EXERCISE REQUIREMENTS. In your copy, leave out the pictures; write out all the data exactly.

++++++++++

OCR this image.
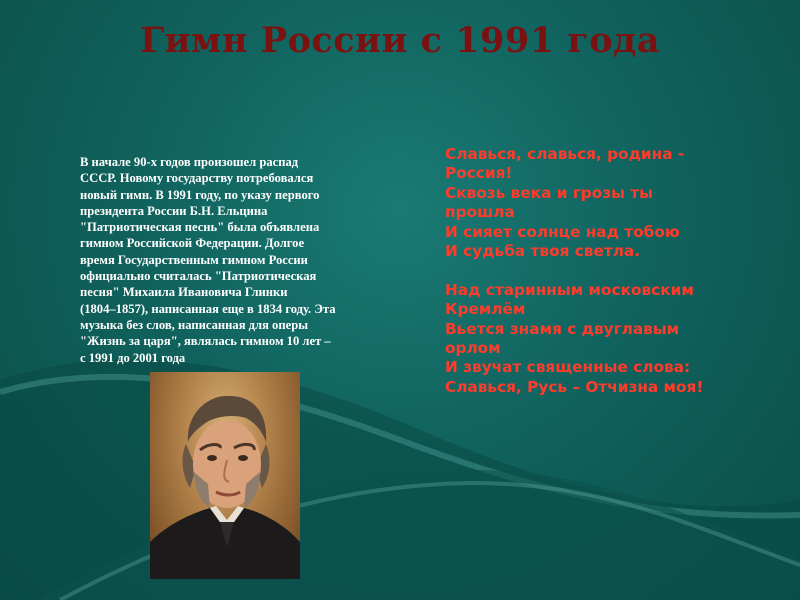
Гимн России с 1991 года
В начале 90-х годов произошел распад
СССР. Новому государству потребовался
новый гимн. В 1991 году, по указу первого
президента России Б.Н. Ельцина
"Патриотическая песнь" была объявлена
гимном Российской Федерации. Долгое
время Государственным гимном России
официально считалась "Патриотическая
песня" Михаила Ивановича Глинки
(1804–1857), написанная еще в 1834 году. Эта
музыка без слов, написанная для оперы
"Жизнь за царя", являлась гимном 10 лет –
с 1991 до 2001 года
Славься, славься, родина -
Россия!
Сквозь века и грозы ты
прошла
И сияет солнце над тобою
И судьба твоя светла.

Над старинным московским
Кремлём
Вьется знамя с двуглавым
орлом
И звучат священные слова:
Славься, Русь – Отчизна моя!
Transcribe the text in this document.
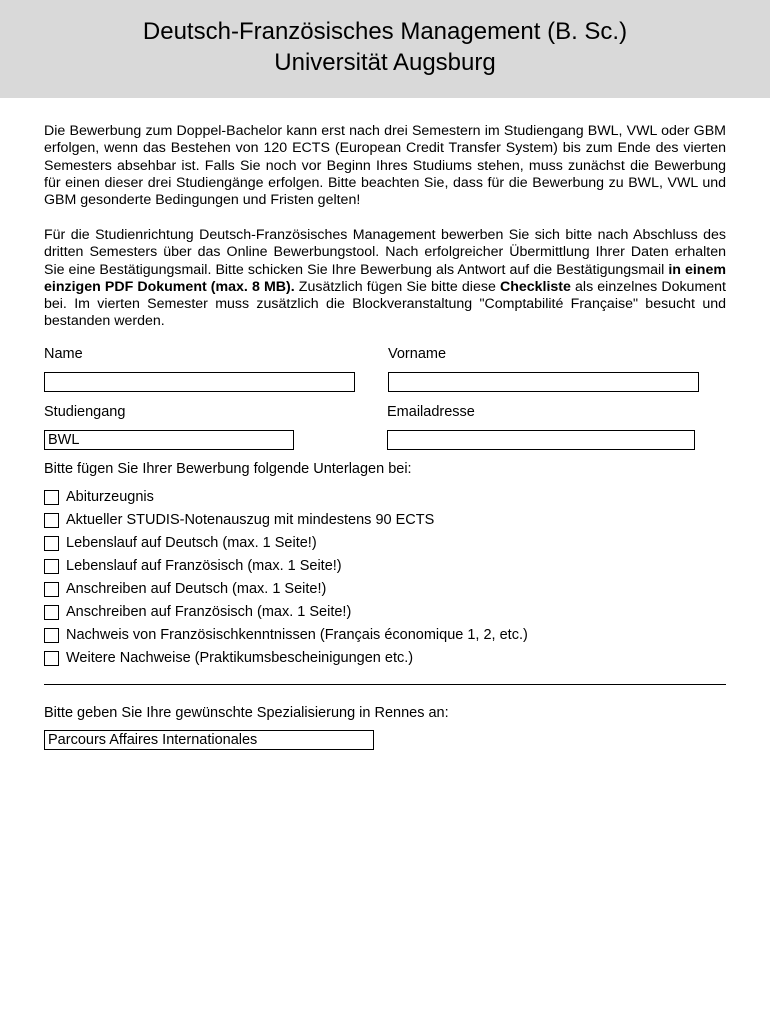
Deutsch-Französisches Management (B. Sc.)
Universität Augsburg
Die Bewerbung zum Doppel-Bachelor kann erst nach drei Semestern im Studiengang BWL, VWL oder GBM erfolgen, wenn das Bestehen von 120 ECTS (European Credit Transfer System) bis zum Ende des vierten Semesters absehbar ist. Falls Sie noch vor Beginn Ihres Studiums stehen, muss zunächst die Bewerbung für einen dieser drei Studiengänge erfolgen. Bitte beachten Sie, dass für die Bewerbung zu BWL, VWL und GBM gesonderte Bedingungen und Fristen gelten!
Für die Studienrichtung Deutsch-Französisches Management bewerben Sie sich bitte nach Abschluss des dritten Semesters über das Online Bewerbungstool. Nach erfolgreicher Übermittlung Ihrer Daten erhalten Sie eine Bestätigungsmail. Bitte schicken Sie Ihre Bewerbung als Antwort auf die Bestätigungsmail in einem einzigen PDF Dokument (max. 8 MB). Zusätzlich fügen Sie bitte diese Checkliste als einzelnes Dokument bei. Im vierten Semester muss zusätzlich die Blockveranstaltung "Comptabilité Française" besucht und bestanden werden.
Name	Vorname
Studiengang	Emailadresse
BWL
Bitte fügen Sie Ihrer Bewerbung folgende Unterlagen bei:
Abiturzeugnis
Aktueller STUDIS-Notenauszug mit mindestens 90 ECTS
Lebenslauf auf Deutsch (max. 1 Seite!)
Lebenslauf auf Französisch (max. 1 Seite!)
Anschreiben auf Deutsch (max. 1 Seite!)
Anschreiben auf Französisch (max. 1 Seite!)
Nachweis von Französischkenntnissen (Français économique 1, 2, etc.)
Weitere Nachweise (Praktikumsbescheinigungen etc.)
Bitte geben Sie Ihre gewünschte Spezialisierung in Rennes an:
Parcours Affaires Internationales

++++++++++

OUTPUT BELOW.
OCR this image.
Гимн России с 1991 года
В начале 90-х годов произошел распад
СССР. Новому государству потребовался
новый гимн. В 1991 году, по указу первого
президента России Б.Н. Ельцина
"Патриотическая песнь" была объявлена
гимном Российской Федерации. Долгое
время Государственным гимном России
официально считалась "Патриотическая
песня" Михаила Ивановича Глинки
(1804–1857), написанная еще в 1834 году. Эта
музыка без слов, написанная для оперы
"Жизнь за царя", являлась гимном 10 лет –
с 1991 до 2001 года
Славься, славься, родина -
Россия!
Сквозь века и грозы ты
прошла
И сияет солнце над тобою
И судьба твоя светла.

Над старинным московским
Кремлём
Вьется знамя с двуглавым
орлом
И звучат священные слова:
Славься, Русь – Отчизна моя!
Transcribe the text in this document.
Deutsch-Französisches Management (B. Sc.)
Universität Augsburg
Die Bewerbung zum Doppel-Bachelor kann erst nach drei Semestern im Studiengang BWL, VWL oder GBM erfolgen, wenn das Bestehen von 120 ECTS (European Credit Transfer System) bis zum Ende des vierten Semesters absehbar ist. Falls Sie noch vor Beginn Ihres Studiums stehen, muss zunächst die Bewerbung für einen dieser drei Studiengänge erfolgen. Bitte beachten Sie, dass für die Bewerbung zu BWL, VWL und GBM gesonderte Bedingungen und Fristen gelten!
Für die Studienrichtung Deutsch-Französisches Management bewerben Sie sich bitte nach Abschluss des dritten Semesters über das Online Bewerbungstool. Nach erfolgreicher Übermittlung Ihrer Daten erhalten Sie eine Bestätigungsmail. Bitte schicken Sie Ihre Bewerbung als Antwort auf die Bestätigungsmail in einem einzigen PDF Dokument (max. 8 MB). Zusätzlich fügen Sie bitte diese Checkliste als einzelnes Dokument bei. Im vierten Semester muss zusätzlich die Blockveranstaltung "Comptabilité Française" besucht und bestanden werden.
Name	Vorname
Studiengang	Emailadresse
BWL
Bitte fügen Sie Ihrer Bewerbung folgende Unterlagen bei:
Abiturzeugnis
Aktueller STUDIS-Notenauszug mit mindestens 90 ECTS
Lebenslauf auf Deutsch (max. 1 Seite!)
Lebenslauf auf Französisch (max. 1 Seite!)
Anschreiben auf Deutsch (max. 1 Seite!)
Anschreiben auf Französisch (max. 1 Seite!)
Nachweis von Französischkenntnissen (Français économique 1, 2, etc.)
Weitere Nachweise (Praktikumsbescheinigungen etc.)
Bitte geben Sie Ihre gewünschte Spezialisierung in Rennes an:
Parcours Affaires Internationales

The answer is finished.